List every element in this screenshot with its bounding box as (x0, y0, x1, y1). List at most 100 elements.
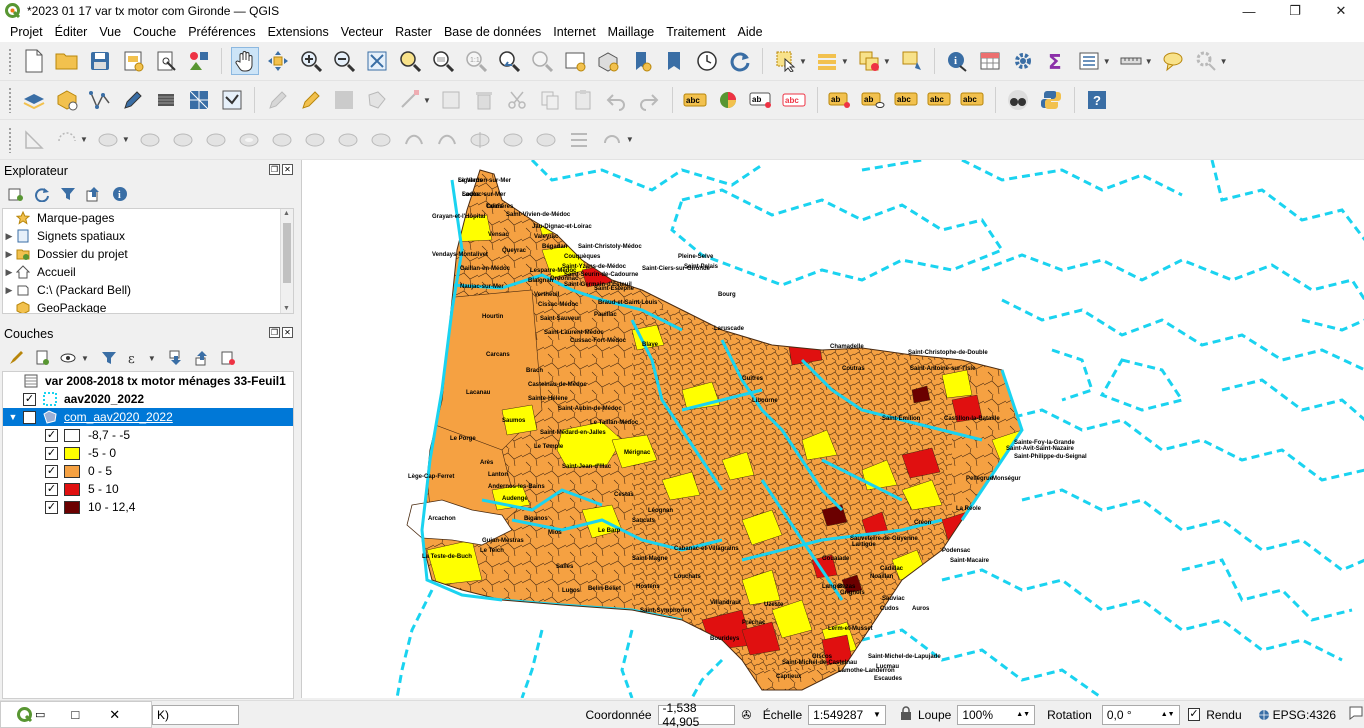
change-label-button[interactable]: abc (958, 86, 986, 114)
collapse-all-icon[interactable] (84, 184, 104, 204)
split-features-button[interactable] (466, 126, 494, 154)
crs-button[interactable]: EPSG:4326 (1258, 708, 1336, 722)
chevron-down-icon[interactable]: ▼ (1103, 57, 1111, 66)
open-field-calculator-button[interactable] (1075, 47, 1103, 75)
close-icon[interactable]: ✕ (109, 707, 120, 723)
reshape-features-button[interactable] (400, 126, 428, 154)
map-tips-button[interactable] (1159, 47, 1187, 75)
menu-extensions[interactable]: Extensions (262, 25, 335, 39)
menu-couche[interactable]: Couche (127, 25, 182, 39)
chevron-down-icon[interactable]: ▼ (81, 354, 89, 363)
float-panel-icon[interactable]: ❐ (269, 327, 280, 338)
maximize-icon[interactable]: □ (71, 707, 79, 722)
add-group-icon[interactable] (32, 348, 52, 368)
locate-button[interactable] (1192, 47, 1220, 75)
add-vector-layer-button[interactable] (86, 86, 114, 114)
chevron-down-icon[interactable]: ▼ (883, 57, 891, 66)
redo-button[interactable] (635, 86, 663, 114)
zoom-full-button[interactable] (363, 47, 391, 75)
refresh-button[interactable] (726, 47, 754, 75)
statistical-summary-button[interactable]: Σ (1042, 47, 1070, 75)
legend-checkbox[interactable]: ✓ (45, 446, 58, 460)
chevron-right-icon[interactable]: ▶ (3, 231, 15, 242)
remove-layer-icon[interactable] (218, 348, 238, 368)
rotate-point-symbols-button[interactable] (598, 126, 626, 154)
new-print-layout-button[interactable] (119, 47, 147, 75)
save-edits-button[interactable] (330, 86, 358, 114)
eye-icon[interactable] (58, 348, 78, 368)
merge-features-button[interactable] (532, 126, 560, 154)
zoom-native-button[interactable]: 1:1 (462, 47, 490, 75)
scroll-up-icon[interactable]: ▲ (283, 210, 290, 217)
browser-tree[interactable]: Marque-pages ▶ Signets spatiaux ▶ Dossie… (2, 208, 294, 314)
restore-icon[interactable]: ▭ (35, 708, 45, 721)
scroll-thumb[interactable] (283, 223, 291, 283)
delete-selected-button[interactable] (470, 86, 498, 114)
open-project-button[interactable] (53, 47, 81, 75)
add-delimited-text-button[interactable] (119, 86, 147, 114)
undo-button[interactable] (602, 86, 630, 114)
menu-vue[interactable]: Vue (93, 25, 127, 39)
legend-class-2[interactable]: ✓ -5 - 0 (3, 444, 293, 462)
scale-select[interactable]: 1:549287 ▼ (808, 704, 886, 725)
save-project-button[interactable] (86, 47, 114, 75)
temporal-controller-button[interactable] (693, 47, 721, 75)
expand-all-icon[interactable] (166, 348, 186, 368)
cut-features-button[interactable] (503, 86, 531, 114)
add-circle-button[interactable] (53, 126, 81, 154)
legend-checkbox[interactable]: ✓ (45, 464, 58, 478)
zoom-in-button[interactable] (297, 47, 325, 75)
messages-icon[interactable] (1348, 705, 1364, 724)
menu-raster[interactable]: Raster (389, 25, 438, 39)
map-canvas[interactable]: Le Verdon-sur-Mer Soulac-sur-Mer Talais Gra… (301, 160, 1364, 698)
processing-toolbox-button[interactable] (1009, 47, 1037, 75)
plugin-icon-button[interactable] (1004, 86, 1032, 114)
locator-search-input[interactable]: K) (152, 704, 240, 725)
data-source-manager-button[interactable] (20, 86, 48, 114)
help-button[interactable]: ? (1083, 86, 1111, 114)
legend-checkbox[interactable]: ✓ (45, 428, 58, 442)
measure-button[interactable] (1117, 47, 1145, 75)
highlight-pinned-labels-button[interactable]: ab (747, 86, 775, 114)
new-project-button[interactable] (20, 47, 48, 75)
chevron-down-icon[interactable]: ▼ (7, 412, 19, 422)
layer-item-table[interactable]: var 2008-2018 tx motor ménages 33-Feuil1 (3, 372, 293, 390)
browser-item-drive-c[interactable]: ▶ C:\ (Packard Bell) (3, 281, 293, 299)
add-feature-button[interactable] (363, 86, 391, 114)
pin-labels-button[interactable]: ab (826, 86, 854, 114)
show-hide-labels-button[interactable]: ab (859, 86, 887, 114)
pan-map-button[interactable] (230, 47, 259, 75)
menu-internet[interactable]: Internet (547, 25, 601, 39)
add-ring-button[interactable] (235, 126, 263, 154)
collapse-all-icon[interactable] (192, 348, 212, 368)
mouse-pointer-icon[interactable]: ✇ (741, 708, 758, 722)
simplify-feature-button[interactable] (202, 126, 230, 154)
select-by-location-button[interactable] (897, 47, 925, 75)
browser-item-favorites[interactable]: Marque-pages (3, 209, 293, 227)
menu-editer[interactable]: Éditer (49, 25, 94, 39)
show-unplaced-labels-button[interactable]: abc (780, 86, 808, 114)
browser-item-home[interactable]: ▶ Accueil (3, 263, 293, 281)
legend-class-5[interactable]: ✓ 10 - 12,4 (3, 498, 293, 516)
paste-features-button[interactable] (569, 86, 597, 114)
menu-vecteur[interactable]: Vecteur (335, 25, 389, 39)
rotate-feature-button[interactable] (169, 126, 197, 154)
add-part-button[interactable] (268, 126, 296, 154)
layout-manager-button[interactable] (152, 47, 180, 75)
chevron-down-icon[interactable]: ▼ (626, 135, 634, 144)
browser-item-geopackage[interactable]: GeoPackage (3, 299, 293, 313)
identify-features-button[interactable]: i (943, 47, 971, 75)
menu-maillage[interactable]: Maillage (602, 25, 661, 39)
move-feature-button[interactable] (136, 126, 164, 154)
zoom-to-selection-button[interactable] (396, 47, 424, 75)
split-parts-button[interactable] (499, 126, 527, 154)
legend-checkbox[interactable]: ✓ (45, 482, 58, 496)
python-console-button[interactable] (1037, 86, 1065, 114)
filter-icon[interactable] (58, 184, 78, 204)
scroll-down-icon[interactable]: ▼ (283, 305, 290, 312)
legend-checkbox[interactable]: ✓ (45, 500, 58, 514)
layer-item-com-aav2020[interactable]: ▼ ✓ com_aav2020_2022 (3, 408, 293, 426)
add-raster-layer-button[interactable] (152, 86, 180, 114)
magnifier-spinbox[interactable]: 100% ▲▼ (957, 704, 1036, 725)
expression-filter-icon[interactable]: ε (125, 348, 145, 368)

____________________

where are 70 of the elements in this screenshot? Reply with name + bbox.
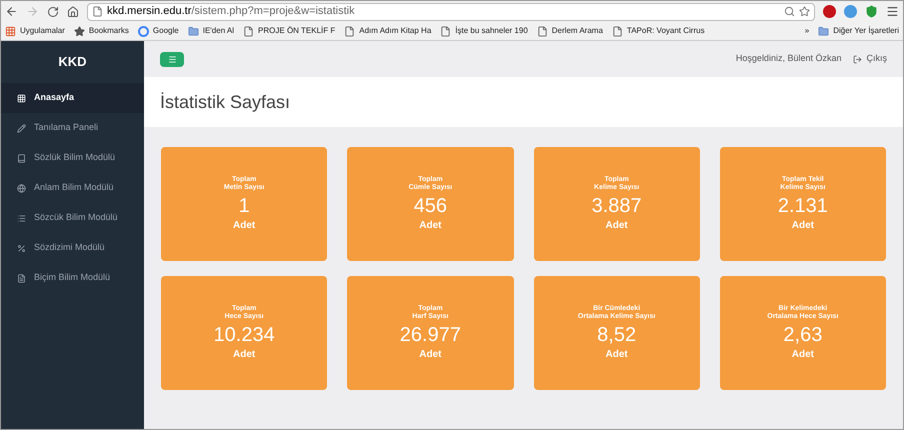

____________________

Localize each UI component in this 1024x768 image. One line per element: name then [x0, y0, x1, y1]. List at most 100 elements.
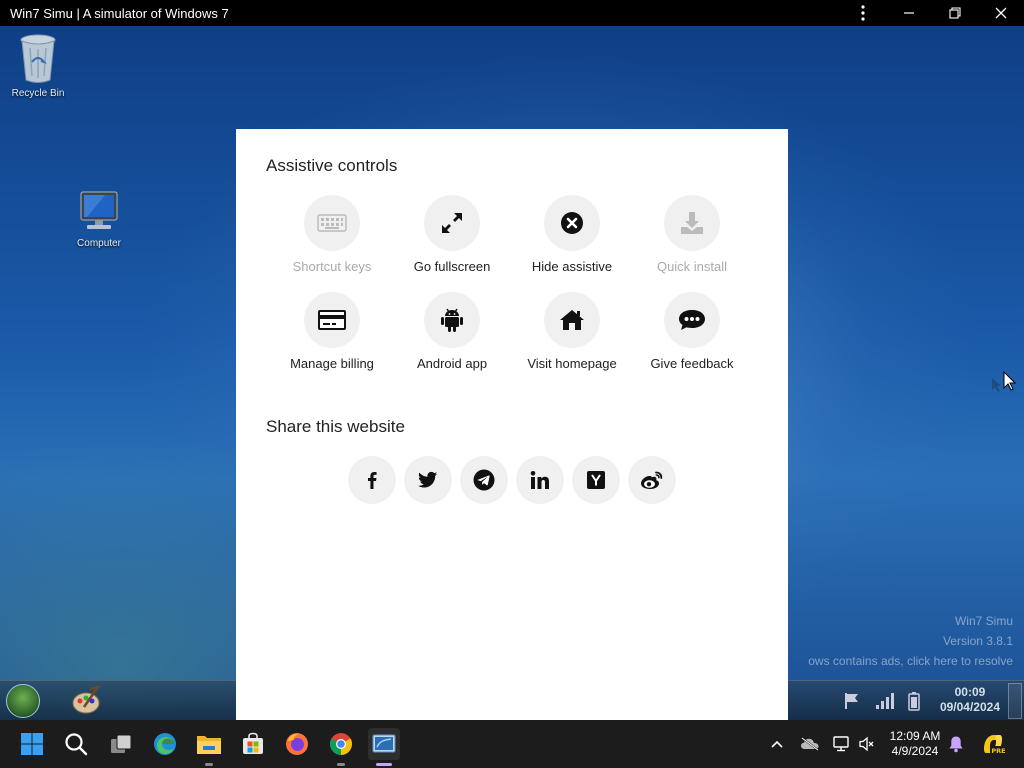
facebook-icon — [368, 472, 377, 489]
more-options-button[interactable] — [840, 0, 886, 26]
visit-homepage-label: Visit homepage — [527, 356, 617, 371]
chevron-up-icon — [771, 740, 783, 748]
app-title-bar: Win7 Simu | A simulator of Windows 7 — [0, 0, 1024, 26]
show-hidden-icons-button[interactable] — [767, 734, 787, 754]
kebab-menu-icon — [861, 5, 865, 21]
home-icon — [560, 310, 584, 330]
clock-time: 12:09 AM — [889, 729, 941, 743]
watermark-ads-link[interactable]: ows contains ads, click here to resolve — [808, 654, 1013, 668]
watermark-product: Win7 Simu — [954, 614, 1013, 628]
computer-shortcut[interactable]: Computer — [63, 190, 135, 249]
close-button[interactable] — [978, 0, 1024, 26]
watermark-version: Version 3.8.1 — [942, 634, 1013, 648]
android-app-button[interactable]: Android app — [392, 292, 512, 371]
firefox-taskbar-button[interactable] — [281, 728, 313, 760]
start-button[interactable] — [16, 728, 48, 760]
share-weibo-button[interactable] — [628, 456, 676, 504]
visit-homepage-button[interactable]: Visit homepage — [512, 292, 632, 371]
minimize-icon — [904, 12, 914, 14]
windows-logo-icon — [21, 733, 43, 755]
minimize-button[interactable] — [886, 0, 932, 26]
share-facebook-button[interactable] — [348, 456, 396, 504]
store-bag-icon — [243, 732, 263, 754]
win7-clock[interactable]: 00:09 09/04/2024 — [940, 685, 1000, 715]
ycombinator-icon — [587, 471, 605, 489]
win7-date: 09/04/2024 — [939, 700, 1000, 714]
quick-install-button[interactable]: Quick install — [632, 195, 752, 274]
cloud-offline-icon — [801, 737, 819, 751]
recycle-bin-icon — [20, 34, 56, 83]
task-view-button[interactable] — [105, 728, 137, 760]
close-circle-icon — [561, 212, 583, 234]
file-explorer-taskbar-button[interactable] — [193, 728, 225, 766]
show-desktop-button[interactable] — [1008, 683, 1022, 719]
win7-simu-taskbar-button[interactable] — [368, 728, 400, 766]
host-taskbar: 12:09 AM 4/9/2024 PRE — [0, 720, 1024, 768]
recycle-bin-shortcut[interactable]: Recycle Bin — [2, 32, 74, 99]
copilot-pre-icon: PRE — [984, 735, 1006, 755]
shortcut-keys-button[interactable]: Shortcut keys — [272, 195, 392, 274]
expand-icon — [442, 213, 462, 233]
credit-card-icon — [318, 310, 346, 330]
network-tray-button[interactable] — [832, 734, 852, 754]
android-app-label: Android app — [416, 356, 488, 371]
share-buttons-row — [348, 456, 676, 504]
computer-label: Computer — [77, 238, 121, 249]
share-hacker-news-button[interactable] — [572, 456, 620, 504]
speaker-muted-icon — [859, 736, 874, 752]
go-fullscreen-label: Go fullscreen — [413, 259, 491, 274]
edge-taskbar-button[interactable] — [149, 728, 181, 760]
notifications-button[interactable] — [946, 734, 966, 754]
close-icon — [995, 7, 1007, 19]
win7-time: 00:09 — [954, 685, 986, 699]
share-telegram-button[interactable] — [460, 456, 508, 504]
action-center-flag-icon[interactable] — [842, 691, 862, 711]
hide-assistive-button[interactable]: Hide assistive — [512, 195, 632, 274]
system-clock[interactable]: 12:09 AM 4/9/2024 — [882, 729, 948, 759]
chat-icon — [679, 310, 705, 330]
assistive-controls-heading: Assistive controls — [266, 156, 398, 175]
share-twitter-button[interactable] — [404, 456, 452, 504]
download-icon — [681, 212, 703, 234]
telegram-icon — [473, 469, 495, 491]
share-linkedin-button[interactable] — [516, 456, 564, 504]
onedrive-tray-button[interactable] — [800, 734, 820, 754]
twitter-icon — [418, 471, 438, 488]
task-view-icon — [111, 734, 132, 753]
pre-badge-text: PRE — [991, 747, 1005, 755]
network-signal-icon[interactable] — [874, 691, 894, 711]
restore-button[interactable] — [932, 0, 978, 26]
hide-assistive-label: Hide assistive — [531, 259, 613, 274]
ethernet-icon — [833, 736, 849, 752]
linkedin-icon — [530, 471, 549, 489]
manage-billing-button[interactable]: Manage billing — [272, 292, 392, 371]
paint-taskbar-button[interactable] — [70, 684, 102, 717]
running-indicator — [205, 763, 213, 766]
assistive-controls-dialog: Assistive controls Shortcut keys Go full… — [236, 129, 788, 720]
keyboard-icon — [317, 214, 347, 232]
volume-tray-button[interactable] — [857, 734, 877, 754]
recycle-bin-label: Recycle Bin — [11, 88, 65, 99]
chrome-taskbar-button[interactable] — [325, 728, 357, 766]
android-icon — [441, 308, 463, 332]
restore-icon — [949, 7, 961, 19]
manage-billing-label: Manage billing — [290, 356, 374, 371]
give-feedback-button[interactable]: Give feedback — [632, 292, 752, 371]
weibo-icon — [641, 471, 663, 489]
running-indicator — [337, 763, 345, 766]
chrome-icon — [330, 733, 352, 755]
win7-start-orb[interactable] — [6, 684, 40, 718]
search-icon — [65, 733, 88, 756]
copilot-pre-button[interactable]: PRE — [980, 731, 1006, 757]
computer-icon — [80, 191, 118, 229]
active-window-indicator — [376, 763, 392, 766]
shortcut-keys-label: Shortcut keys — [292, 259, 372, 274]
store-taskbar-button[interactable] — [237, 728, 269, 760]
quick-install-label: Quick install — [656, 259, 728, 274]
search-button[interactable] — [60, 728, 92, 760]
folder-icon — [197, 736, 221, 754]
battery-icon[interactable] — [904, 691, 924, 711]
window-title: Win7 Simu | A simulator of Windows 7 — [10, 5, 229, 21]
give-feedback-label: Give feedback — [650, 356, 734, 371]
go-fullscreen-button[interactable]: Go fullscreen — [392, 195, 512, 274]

____________________

_STATED PROBLEM_
Please edit the rows from the line with "List every element" to the line with "float-panel-icon[interactable]: ❐ (269, 327, 280, 338)", changing "bounding box" to "bounding rectangle" and leaving everything else as it is. Give only those rows, without the pictures.

_RESULT_
List every element in this screenshot with its bounding rectangle as (x0, y0, x1, y1). List at most 100 elements.
change-label-button[interactable]: abc (958, 86, 986, 114)
collapse-all-icon[interactable] (84, 184, 104, 204)
split-features-button[interactable] (466, 126, 494, 154)
crs-button[interactable]: EPSG:4326 (1258, 708, 1336, 722)
chevron-down-icon[interactable]: ▼ (1103, 57, 1111, 66)
open-field-calculator-button[interactable] (1075, 47, 1103, 75)
close-icon[interactable]: ✕ (109, 707, 120, 723)
reshape-features-button[interactable] (400, 126, 428, 154)
map-tips-button[interactable] (1159, 47, 1187, 75)
menu-extensions[interactable]: Extensions (262, 25, 335, 39)
menu-couche[interactable]: Couche (127, 25, 182, 39)
chevron-down-icon[interactable]: ▼ (81, 354, 89, 363)
float-panel-icon[interactable]: ❐ (269, 327, 280, 338)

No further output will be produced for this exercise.